__WHAT YOU WILL DO__
Return all of the data exactly, with nothing left out but the pictures.

__ROWS__
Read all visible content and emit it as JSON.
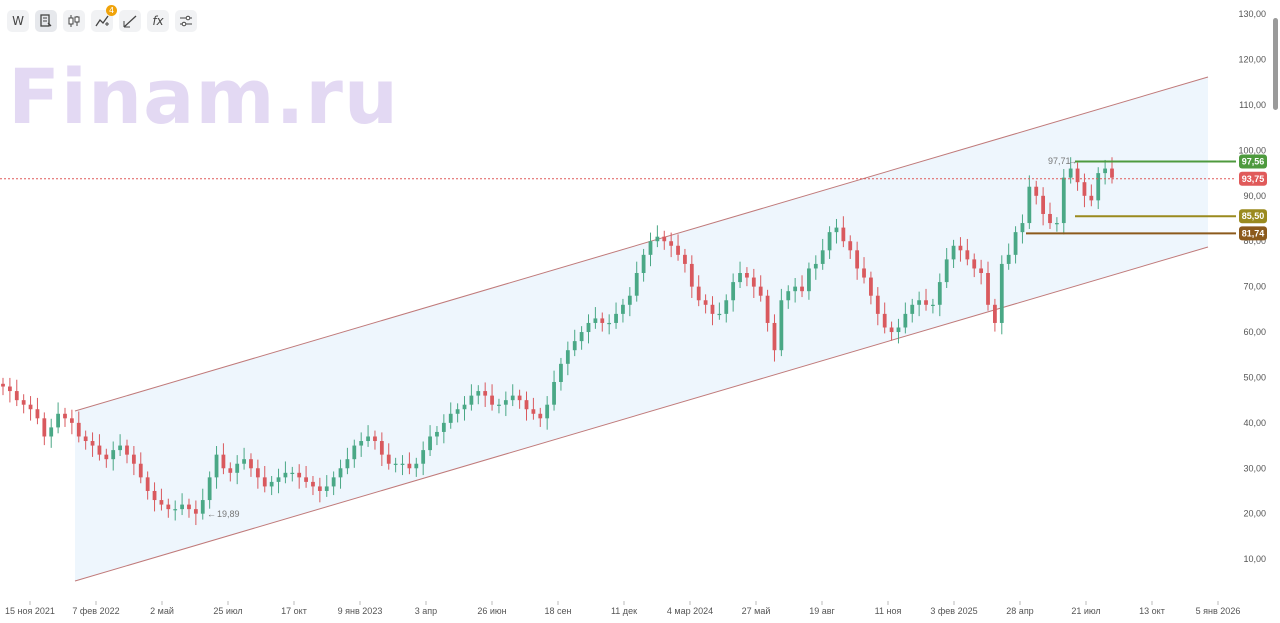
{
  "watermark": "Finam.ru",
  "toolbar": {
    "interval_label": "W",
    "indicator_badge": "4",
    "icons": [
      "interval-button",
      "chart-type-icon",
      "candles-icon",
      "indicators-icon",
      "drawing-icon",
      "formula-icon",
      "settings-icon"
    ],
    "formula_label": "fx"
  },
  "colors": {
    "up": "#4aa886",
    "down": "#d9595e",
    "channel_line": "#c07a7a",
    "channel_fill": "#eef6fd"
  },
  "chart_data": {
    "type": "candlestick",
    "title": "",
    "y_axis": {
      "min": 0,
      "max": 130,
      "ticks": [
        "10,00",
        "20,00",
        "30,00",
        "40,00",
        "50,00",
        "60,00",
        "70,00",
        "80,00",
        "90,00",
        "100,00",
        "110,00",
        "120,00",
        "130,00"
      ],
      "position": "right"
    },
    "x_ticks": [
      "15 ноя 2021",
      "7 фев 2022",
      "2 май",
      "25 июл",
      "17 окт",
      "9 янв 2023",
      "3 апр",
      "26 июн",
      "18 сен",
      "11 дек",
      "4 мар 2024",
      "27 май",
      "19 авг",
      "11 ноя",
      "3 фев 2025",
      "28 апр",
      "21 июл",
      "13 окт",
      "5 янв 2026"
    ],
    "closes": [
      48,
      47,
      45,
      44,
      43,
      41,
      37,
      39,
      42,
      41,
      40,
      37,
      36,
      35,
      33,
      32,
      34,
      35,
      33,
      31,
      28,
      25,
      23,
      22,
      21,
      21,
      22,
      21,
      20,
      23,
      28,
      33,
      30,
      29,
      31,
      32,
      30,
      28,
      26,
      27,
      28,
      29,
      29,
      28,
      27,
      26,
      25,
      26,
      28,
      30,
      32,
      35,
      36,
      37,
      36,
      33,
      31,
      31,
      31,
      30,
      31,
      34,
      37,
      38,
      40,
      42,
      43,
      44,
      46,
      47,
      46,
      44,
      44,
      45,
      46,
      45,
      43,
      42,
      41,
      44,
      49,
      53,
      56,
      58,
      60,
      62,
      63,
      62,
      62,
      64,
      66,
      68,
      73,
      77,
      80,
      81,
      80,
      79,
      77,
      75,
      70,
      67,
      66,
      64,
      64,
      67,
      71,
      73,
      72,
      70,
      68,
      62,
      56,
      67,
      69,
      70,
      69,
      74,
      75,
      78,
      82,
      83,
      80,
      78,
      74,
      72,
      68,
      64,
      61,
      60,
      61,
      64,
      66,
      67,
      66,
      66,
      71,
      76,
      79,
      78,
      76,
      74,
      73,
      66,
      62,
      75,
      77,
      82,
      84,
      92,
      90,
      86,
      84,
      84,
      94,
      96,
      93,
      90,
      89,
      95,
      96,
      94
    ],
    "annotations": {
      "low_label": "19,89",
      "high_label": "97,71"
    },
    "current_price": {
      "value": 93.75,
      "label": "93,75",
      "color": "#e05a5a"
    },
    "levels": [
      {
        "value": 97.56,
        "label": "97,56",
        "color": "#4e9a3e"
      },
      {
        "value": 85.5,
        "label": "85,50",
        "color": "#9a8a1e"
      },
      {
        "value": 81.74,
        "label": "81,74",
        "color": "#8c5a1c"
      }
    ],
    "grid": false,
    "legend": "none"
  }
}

__CORRECT ANSWER__
Read all visible content and emit it as JSON.
{
  "watermark": "Finam.ru",
  "toolbar": {
    "interval_label": "W",
    "indicator_badge": "4",
    "icons": [
      "interval-button",
      "chart-type-icon",
      "candles-icon",
      "indicators-icon",
      "drawing-icon",
      "formula-icon",
      "settings-icon"
    ],
    "formula_label": "fx"
  },
  "colors": {
    "up": "#4aa886",
    "down": "#d9595e",
    "channel_line": "#c07a7a",
    "channel_fill": "#eef6fd"
  },
  "chart_data": {
    "type": "candlestick",
    "title": "",
    "y_axis": {
      "min": 0,
      "max": 130,
      "ticks": [
        "10,00",
        "20,00",
        "30,00",
        "40,00",
        "50,00",
        "60,00",
        "70,00",
        "80,00",
        "90,00",
        "100,00",
        "110,00",
        "120,00",
        "130,00"
      ],
      "position": "right"
    },
    "x_ticks": [
      "15 ноя 2021",
      "7 фев 2022",
      "2 май",
      "25 июл",
      "17 окт",
      "9 янв 2023",
      "3 апр",
      "26 июн",
      "18 сен",
      "11 дек",
      "4 мар 2024",
      "27 май",
      "19 авг",
      "11 ноя",
      "3 фев 2025",
      "28 апр",
      "21 июл",
      "13 окт",
      "5 янв 2026"
    ],
    "closes": [
      48,
      47,
      45,
      44,
      43,
      41,
      37,
      39,
      42,
      41,
      40,
      37,
      36,
      35,
      33,
      32,
      34,
      35,
      33,
      31,
      28,
      25,
      23,
      22,
      21,
      21,
      22,
      21,
      20,
      23,
      28,
      33,
      30,
      29,
      31,
      32,
      30,
      28,
      26,
      27,
      28,
      29,
      29,
      28,
      27,
      26,
      25,
      26,
      28,
      30,
      32,
      35,
      36,
      37,
      36,
      33,
      31,
      31,
      31,
      30,
      31,
      34,
      37,
      38,
      40,
      42,
      43,
      44,
      46,
      47,
      46,
      44,
      44,
      45,
      46,
      45,
      43,
      42,
      41,
      44,
      49,
      53,
      56,
      58,
      60,
      62,
      63,
      62,
      62,
      64,
      66,
      68,
      73,
      77,
      80,
      81,
      80,
      79,
      77,
      75,
      70,
      67,
      66,
      64,
      64,
      67,
      71,
      73,
      72,
      70,
      68,
      62,
      56,
      67,
      69,
      70,
      69,
      74,
      75,
      78,
      82,
      83,
      80,
      78,
      74,
      72,
      68,
      64,
      61,
      60,
      61,
      64,
      66,
      67,
      66,
      66,
      71,
      76,
      79,
      78,
      76,
      74,
      73,
      66,
      62,
      75,
      77,
      82,
      84,
      92,
      90,
      86,
      84,
      84,
      94,
      96,
      93,
      90,
      89,
      95,
      96,
      94
    ],
    "annotations": {
      "low_label": "19,89",
      "high_label": "97,71"
    },
    "current_price": {
      "value": 93.75,
      "label": "93,75",
      "color": "#e05a5a"
    },
    "levels": [
      {
        "value": 97.56,
        "label": "97,56",
        "color": "#4e9a3e"
      },
      {
        "value": 85.5,
        "label": "85,50",
        "color": "#9a8a1e"
      },
      {
        "value": 81.74,
        "label": "81,74",
        "color": "#8c5a1c"
      }
    ],
    "grid": false,
    "legend": "none"
  }
}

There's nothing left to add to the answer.